## GIVEN PROBLEM:
Quote all lines below exactly. Images stay out.

## DATA FOR THIS TASK:
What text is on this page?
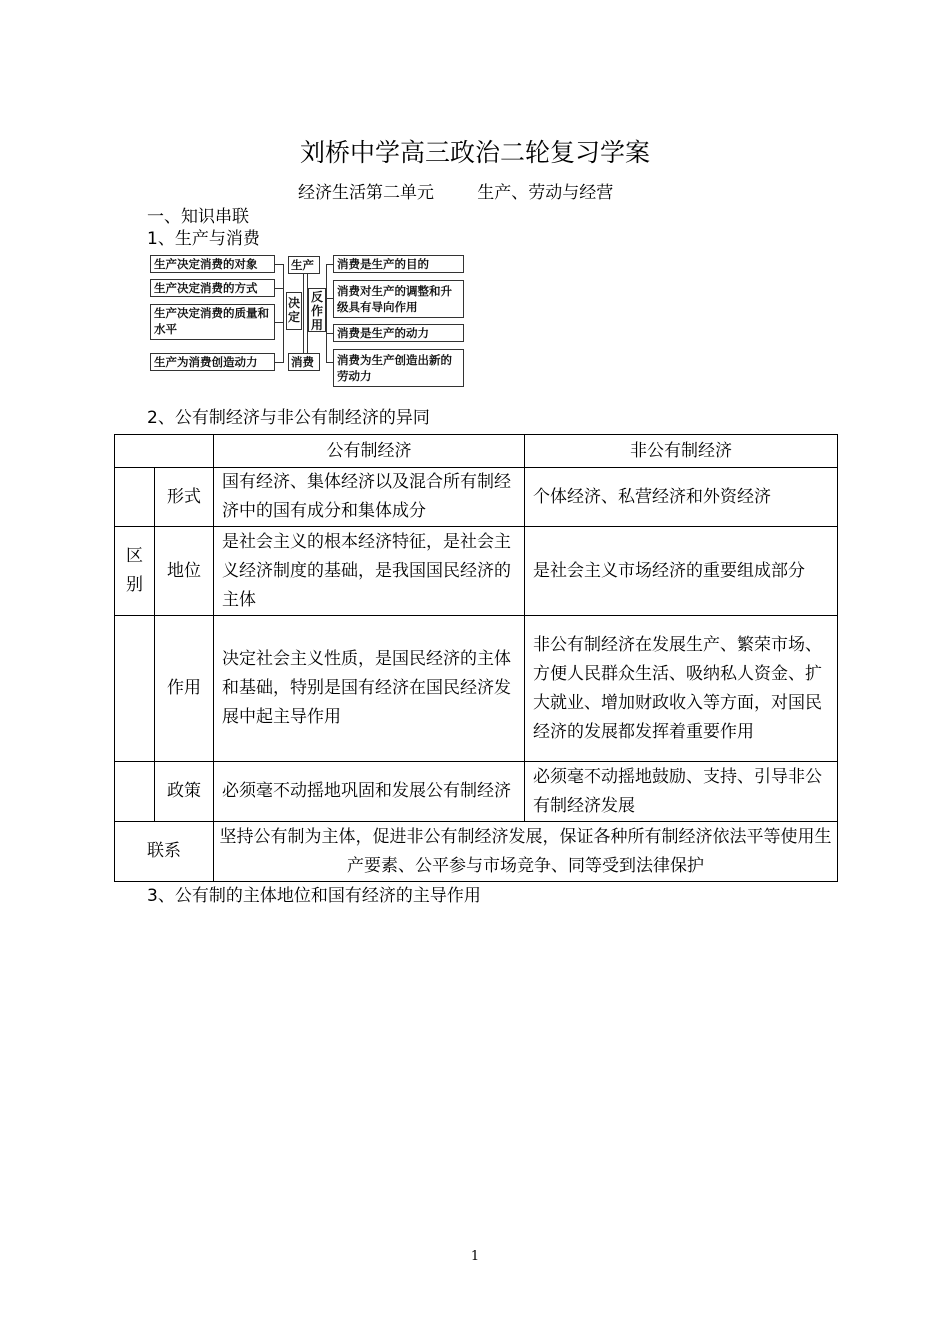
刘桥中学高三政治二轮复习学案
经济生活第二单元        生产、劳动与经营
一、知识串联
1、生产与消费
生产决定消费的对象
生产决定消费的方式
生产决定消费的质量和水平
生产为消费创造动力
决定
生产
消费
反作用
消费是生产的目的
消费对生产的调整和升级具有导向作用
消费是生产的动力
消费为生产创造出新的劳动力
2、公有制经济与非公有制经济的异同
		公有制经济	非公有制经济
	形式	国有经济、集体经济以及混合所有制经济中的国有成分和集体成分	个体经济、私营经济和外资经济
区别	地位	是社会主义的根本经济特征，是社会主义经济制度的基础，是我国国民经济的主体	是社会主义市场经济的重要组成部分
	作用	决定社会主义性质，是国民经济的主体和基础，特别是国有经济在国民经济发展中起主导作用	非公有制经济在发展生产、繁荣市场、方便人民群众生活、吸纳私人资金、扩大就业、增加财政收入等方面，对国民经济的发展都发挥着重要作用
	政策	必须毫不动摇地巩固和发展公有制经济	必须毫不动摇地鼓励、支持、引导非公有制经济发展
联系		坚持公有制为主体，促进非公有制经济发展，保证各种所有制经济依法平等使用生产要素、公平参与市场竞争、同等受到法律保护	
3、公有制的主体地位和国有经济的主导作用
1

## THE COMPLETED TASK:
What text is on this page?
刘桥中学高三政治二轮复习学案
经济生活第二单元        生产、劳动与经营
一、知识串联
1、生产与消费
生产决定消费的对象
生产决定消费的方式
生产决定消费的质量和水平
生产为消费创造动力
决定
生产
消费
反作用
消费是生产的目的
消费对生产的调整和升级具有导向作用
消费是生产的动力
消费为生产创造出新的劳动力
2、公有制经济与非公有制经济的异同
		公有制经济	非公有制经济
	形式	国有经济、集体经济以及混合所有制经济中的国有成分和集体成分	个体经济、私营经济和外资经济
区别	地位	是社会主义的根本经济特征，是社会主义经济制度的基础，是我国国民经济的主体	是社会主义市场经济的重要组成部分
	作用	决定社会主义性质，是国民经济的主体和基础，特别是国有经济在国民经济发展中起主导作用	非公有制经济在发展生产、繁荣市场、方便人民群众生活、吸纳私人资金、扩大就业、增加财政收入等方面，对国民经济的发展都发挥着重要作用
	政策	必须毫不动摇地巩固和发展公有制经济	必须毫不动摇地鼓励、支持、引导非公有制经济发展
联系		坚持公有制为主体，促进非公有制经济发展，保证各种所有制经济依法平等使用生产要素、公平参与市场竞争、同等受到法律保护	
3、公有制的主体地位和国有经济的主导作用
1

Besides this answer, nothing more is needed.